──────── Material provided ────────
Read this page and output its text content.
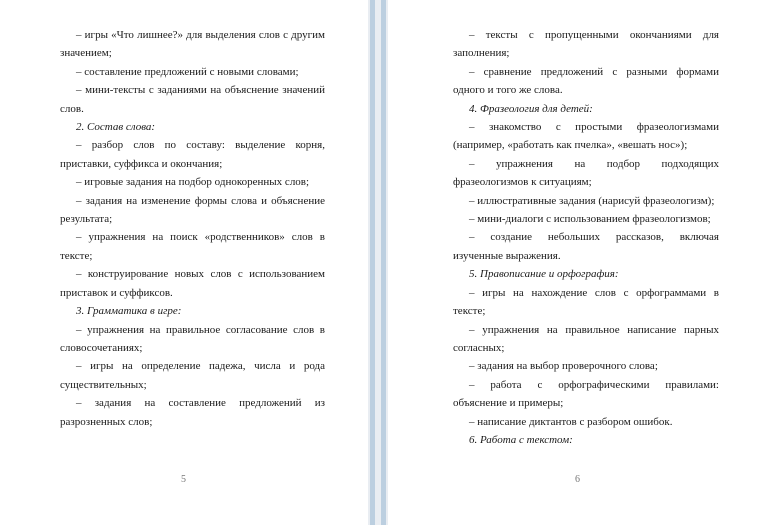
– игры «Что лишнее?» для выделения слов с другим значением;

– составление предложений с новыми словами;

– мини-тексты с заданиями на объяснение значений слов.

2. Состав слова:

– разбор слов по составу: выделение корня, приставки, суффикса и окончания;

– игровые задания на подбор однокоренных слов;

– задания на изменение формы слова и объяснение результата;

– упражнения на поиск «родственников» слов в тексте;

– конструирование новых слов с использованием приставок и суффиксов.

3. Грамматика в игре:

– упражнения на правильное согласование слов в словосочетаниях;

– игры на определение падежа, числа и рода существительных;

– задания на составление предложений из разрозненных слов;

– тексты с пропущенными окончаниями для заполнения;

– сравнение предложений с разными формами одного и того же слова.

4. Фразеология для детей:

– знакомство с простыми фразеологизмами (например, «работать как пчелка», «вешать нос»);

– упражнения на подбор подходящих фразеологизмов к ситуациям;

– иллюстративные задания (нарисуй фразеологизм);

– мини-диалоги с использованием фразеологизмов;

– создание небольших рассказов, включая изученные выражения.

5. Правописание и орфография:

– игры на нахождение слов с орфограммами в тексте;

– упражнения на правильное написание парных согласных;

– задания на выбор проверочного слова;

– работа с орфографическими правилами: объяснение и примеры;

– написание диктантов с разбором ошибок.

6. Работа с текстом:

5	6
────────
Stated exercise>
Leave out the pictures and copy every record above exactly.

Exercise output>
Read this page and output its text content.
– игры «Что лишнее?» для выделения слов с другим значением;

– составление предложений с новыми словами;

– мини-тексты с заданиями на объяснение значений слов.

2. Состав слова:

– разбор слов по составу: выделение корня, приставки, суффикса и окончания;

– игровые задания на подбор однокоренных слов;

– задания на изменение формы слова и объяснение результата;

– упражнения на поиск «родственников» слов в тексте;

– конструирование новых слов с использованием приставок и суффиксов.

3. Грамматика в игре:

– упражнения на правильное согласование слов в словосочетаниях;

– игры на определение падежа, числа и рода существительных;

– задания на составление предложений из разрозненных слов;

– тексты с пропущенными окончаниями для заполнения;

– сравнение предложений с разными формами одного и того же слова.

4. Фразеология для детей:

– знакомство с простыми фразеологизмами (например, «работать как пчелка», «вешать нос»);

– упражнения на подбор подходящих фразеологизмов к ситуациям;

– иллюстративные задания (нарисуй фразеологизм);

– мини-диалоги с использованием фразеологизмов;

– создание небольших рассказов, включая изученные выражения.

5. Правописание и орфография:

– игры на нахождение слов с орфограммами в тексте;

– упражнения на правильное написание парных согласных;

– задания на выбор проверочного слова;

– работа с орфографическими правилами: объяснение и примеры;

– написание диктантов с разбором ошибок.

6. Работа с текстом:

5	6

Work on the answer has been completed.